┏━━

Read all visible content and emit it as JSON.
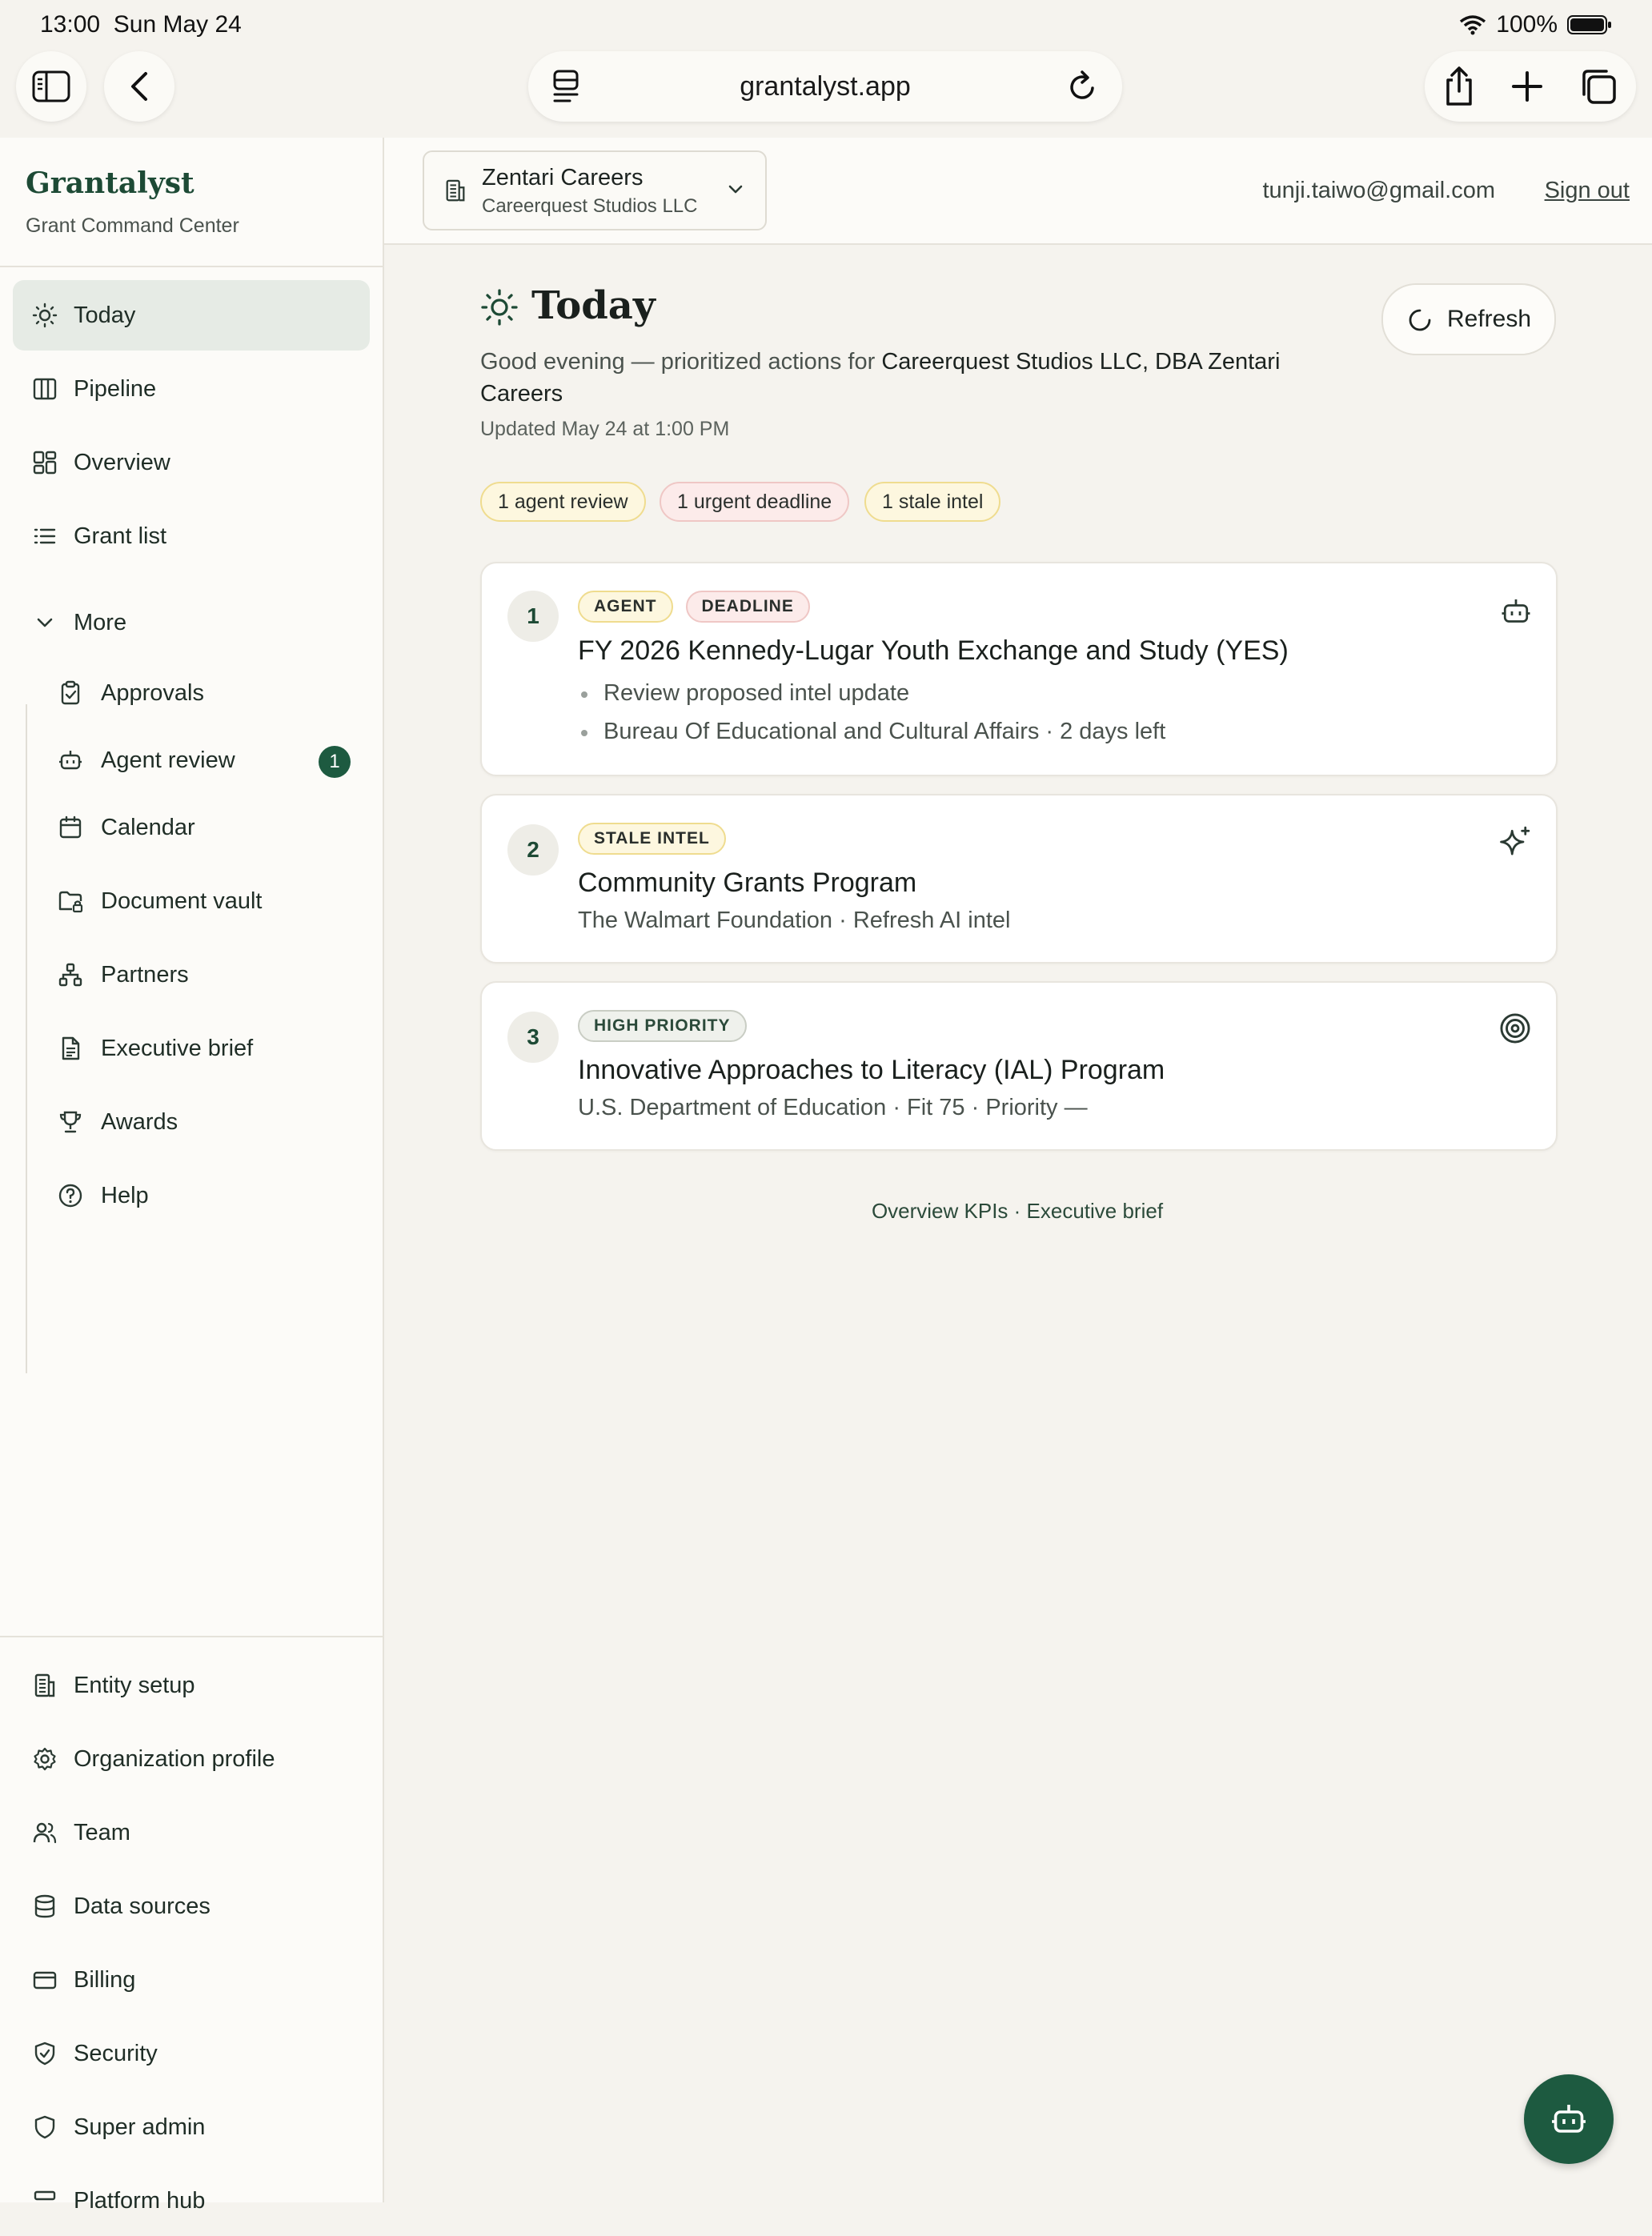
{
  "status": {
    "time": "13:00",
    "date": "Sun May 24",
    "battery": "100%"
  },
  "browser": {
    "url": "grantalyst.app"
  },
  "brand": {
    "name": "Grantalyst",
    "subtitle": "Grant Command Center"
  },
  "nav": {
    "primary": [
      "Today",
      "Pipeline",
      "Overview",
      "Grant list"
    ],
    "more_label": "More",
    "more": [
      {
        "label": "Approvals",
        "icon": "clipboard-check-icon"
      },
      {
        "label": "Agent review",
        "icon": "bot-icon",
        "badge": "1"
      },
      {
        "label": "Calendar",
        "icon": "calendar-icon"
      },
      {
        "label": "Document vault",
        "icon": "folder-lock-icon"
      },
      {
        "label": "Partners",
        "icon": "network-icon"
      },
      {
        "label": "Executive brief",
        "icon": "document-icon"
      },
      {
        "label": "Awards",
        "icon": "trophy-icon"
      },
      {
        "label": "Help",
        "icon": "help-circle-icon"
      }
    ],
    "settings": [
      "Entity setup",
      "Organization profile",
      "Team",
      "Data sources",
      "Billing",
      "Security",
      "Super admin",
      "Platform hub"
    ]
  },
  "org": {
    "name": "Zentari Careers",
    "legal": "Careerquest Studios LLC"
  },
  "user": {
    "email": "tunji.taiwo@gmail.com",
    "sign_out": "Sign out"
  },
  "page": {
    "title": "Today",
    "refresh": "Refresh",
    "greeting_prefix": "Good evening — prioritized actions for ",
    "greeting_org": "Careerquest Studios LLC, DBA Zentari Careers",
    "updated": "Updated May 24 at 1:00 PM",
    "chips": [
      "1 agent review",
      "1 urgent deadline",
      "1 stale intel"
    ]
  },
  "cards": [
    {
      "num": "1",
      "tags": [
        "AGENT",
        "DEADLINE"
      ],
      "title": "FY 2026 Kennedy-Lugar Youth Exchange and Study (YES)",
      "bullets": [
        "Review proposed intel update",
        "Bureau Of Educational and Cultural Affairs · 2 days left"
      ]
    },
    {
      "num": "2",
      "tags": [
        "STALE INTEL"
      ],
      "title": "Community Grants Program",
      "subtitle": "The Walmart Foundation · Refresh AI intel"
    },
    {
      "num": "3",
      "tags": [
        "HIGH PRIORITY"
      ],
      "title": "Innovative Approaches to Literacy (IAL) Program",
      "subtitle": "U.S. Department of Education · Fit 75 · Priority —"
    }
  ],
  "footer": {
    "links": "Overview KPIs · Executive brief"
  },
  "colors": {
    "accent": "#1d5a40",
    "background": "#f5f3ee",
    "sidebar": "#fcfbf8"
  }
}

┗━━
┏━━

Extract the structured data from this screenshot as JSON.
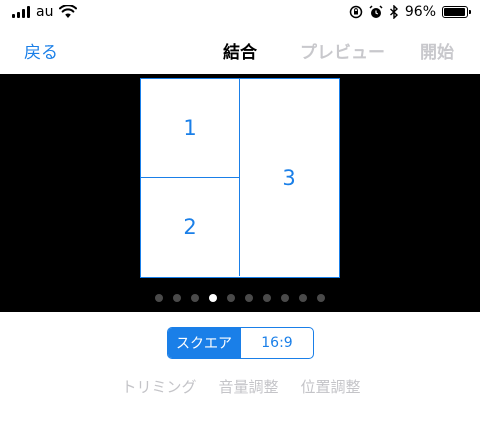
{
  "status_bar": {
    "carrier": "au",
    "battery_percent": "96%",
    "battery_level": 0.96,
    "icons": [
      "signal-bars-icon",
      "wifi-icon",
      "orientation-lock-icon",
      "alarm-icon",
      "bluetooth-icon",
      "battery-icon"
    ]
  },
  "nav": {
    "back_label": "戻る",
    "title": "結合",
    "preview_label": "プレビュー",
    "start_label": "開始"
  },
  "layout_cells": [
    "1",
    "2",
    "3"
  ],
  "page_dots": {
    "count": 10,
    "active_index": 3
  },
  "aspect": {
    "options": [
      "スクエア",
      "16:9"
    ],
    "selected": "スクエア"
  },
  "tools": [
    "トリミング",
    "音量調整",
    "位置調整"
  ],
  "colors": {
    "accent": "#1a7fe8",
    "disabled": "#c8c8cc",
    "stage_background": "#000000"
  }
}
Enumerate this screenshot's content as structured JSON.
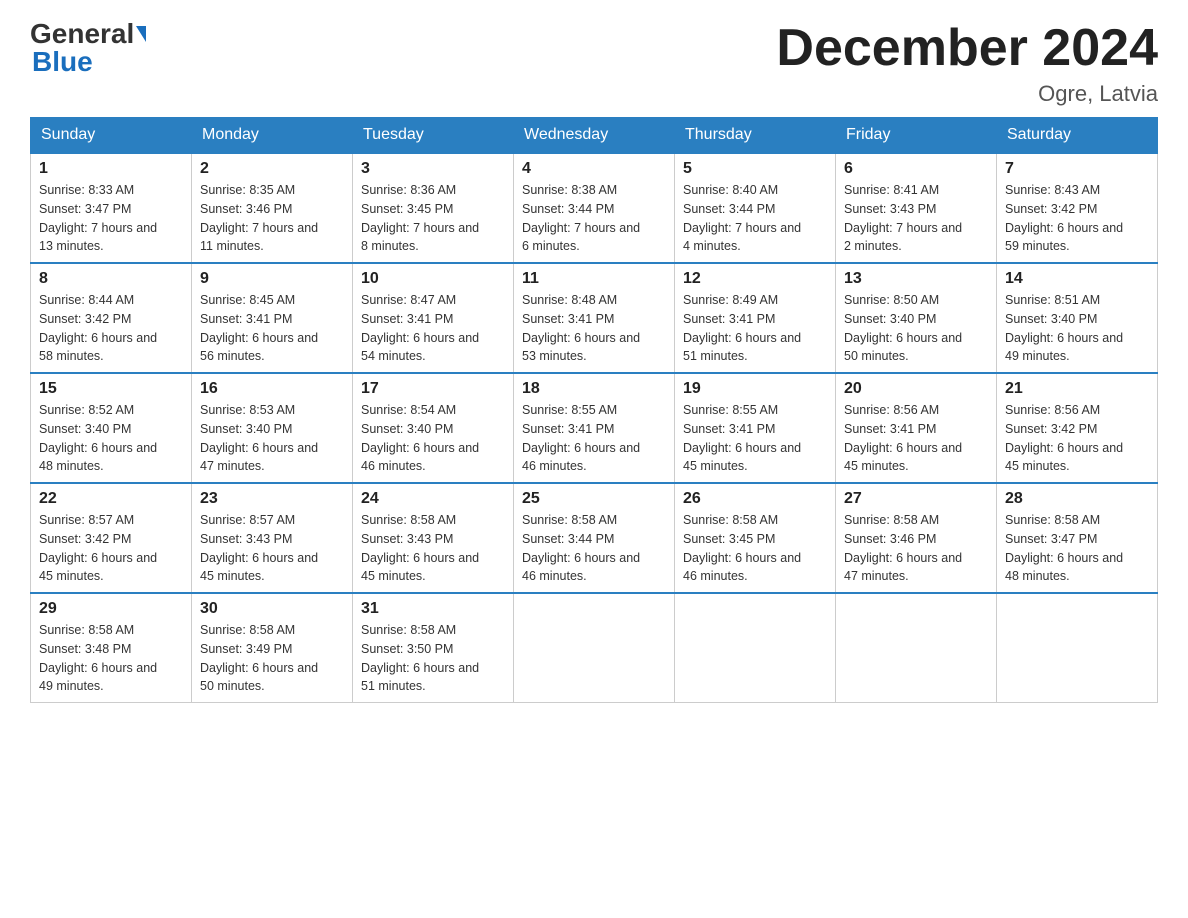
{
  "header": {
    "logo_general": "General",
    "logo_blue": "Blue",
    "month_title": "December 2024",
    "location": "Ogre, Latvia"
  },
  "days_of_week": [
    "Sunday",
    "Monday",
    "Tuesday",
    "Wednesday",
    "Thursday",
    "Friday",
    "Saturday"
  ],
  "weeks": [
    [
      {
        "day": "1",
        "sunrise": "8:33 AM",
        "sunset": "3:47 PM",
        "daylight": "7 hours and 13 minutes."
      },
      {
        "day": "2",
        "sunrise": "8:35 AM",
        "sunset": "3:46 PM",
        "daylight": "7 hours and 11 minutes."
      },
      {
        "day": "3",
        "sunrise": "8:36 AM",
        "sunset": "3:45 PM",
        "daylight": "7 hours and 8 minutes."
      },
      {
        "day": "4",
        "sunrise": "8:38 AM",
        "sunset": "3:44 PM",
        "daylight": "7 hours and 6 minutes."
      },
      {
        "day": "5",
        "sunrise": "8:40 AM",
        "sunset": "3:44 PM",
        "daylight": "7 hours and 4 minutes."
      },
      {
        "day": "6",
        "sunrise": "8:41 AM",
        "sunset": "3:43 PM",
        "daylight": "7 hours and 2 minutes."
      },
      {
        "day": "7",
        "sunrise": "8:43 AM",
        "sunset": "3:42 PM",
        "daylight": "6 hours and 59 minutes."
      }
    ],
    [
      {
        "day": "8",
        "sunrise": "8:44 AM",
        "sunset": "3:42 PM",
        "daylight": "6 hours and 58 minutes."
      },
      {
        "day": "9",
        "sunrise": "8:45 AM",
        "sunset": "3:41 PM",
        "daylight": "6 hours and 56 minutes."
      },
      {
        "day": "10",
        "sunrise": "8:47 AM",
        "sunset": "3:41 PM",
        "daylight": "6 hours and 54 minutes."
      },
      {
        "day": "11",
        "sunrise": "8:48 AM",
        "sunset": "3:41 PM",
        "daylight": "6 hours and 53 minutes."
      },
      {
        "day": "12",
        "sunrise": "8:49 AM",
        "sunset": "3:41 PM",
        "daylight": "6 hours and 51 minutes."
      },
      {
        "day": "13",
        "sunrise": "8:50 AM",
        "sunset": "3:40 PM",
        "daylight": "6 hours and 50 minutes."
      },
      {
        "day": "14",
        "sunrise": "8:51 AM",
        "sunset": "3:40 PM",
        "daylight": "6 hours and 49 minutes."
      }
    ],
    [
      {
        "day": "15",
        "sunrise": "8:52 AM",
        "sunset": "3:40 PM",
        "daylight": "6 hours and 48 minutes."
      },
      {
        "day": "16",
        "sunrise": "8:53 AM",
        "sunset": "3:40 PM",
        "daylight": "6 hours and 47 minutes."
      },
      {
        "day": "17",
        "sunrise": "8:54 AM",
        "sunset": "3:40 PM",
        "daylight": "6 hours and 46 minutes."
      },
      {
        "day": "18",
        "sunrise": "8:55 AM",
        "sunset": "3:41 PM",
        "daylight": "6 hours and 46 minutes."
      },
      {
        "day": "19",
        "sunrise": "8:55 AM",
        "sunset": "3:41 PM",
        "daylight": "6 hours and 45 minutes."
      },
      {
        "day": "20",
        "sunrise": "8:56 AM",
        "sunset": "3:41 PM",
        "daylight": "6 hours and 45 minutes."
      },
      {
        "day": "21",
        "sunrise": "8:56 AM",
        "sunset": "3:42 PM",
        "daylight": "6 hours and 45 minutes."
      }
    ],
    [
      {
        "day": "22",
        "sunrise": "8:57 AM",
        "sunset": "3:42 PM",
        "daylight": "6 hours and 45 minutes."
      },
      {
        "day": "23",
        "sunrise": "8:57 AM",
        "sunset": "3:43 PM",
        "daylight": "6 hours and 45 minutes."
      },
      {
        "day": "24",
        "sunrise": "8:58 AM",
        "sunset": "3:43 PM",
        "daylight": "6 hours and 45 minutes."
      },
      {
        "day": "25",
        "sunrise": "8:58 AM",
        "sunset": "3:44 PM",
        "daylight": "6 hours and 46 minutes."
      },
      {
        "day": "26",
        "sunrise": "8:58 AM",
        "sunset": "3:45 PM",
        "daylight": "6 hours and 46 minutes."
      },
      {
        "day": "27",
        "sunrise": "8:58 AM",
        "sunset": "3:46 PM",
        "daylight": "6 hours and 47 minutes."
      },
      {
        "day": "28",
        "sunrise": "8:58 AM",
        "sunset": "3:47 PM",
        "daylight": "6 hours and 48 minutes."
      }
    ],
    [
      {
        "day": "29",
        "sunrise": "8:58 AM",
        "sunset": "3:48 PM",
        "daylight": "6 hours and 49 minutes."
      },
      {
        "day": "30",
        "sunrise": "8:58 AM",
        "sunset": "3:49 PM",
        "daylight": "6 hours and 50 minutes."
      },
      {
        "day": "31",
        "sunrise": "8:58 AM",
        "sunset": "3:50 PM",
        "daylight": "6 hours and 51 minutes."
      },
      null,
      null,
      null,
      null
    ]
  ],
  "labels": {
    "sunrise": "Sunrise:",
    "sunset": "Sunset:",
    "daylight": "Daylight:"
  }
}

┗━━

» **INSTRUCTION**
Copy every line of the records above that holds the word "content".

» **ANSWER TO THE TASK**
Read all visible content and emit it as JSON.
Enumerate this screenshot's content as structured JSON.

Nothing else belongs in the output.